▶
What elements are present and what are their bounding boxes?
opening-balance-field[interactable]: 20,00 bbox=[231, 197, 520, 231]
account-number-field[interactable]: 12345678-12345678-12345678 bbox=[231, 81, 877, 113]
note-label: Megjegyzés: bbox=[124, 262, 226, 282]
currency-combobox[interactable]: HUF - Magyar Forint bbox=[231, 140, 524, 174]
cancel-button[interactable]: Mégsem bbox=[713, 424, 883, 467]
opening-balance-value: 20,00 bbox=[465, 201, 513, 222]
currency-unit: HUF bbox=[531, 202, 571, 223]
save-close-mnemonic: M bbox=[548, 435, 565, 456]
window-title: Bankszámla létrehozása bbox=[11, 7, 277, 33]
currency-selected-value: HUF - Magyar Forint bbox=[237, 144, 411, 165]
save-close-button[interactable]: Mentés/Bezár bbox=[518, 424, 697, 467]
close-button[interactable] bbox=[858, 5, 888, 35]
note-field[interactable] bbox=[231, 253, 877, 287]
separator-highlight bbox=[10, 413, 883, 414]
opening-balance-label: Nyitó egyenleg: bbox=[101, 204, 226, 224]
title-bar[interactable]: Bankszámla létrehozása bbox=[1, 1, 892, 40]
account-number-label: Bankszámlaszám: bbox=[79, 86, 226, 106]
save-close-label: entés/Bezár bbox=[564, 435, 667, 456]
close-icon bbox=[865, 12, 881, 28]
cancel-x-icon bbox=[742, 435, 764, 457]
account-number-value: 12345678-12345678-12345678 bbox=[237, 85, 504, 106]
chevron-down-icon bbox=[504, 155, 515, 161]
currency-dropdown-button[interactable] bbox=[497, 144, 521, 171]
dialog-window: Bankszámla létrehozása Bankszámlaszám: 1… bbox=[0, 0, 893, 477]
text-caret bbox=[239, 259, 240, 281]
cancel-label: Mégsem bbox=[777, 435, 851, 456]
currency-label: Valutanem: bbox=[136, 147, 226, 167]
◀
■ **REQUIREMENT**
Rewrite the whole listing above, replacing every occurrence of "interactable" with "clickable" and leaving everything else unchanged.

■ **WRITTEN SOLUTION**
What elements are present and what are their bounding boxes?
opening-balance-field[clickable]: 20,00 bbox=[231, 197, 520, 231]
account-number-field[clickable]: 12345678-12345678-12345678 bbox=[231, 81, 877, 113]
note-label: Megjegyzés: bbox=[124, 262, 226, 282]
currency-combobox[clickable]: HUF - Magyar Forint bbox=[231, 140, 524, 174]
cancel-button[clickable]: Mégsem bbox=[713, 424, 883, 467]
opening-balance-value: 20,00 bbox=[465, 201, 513, 222]
currency-unit: HUF bbox=[531, 202, 571, 223]
save-close-mnemonic: M bbox=[548, 435, 565, 456]
window-title: Bankszámla létrehozása bbox=[11, 7, 277, 33]
currency-selected-value: HUF - Magyar Forint bbox=[237, 144, 411, 165]
save-close-button[clickable]: Mentés/Bezár bbox=[518, 424, 697, 467]
close-button[clickable] bbox=[858, 5, 888, 35]
note-field[clickable] bbox=[231, 253, 877, 287]
separator-highlight bbox=[10, 413, 883, 414]
opening-balance-label: Nyitó egyenleg: bbox=[101, 204, 226, 224]
title-bar[clickable]: Bankszámla létrehozása bbox=[1, 1, 892, 40]
account-number-label: Bankszámlaszám: bbox=[79, 86, 226, 106]
save-close-label: entés/Bezár bbox=[564, 435, 667, 456]
close-icon bbox=[865, 12, 881, 28]
cancel-x-icon bbox=[742, 435, 764, 457]
account-number-value: 12345678-12345678-12345678 bbox=[237, 85, 504, 106]
chevron-down-icon bbox=[504, 155, 515, 161]
currency-dropdown-button[clickable] bbox=[497, 144, 521, 171]
dialog-window: Bankszámla létrehozása Bankszámlaszám: 1… bbox=[0, 0, 893, 477]
text-caret bbox=[239, 259, 240, 281]
cancel-label: Mégsem bbox=[777, 435, 851, 456]
currency-label: Valutanem: bbox=[136, 147, 226, 167]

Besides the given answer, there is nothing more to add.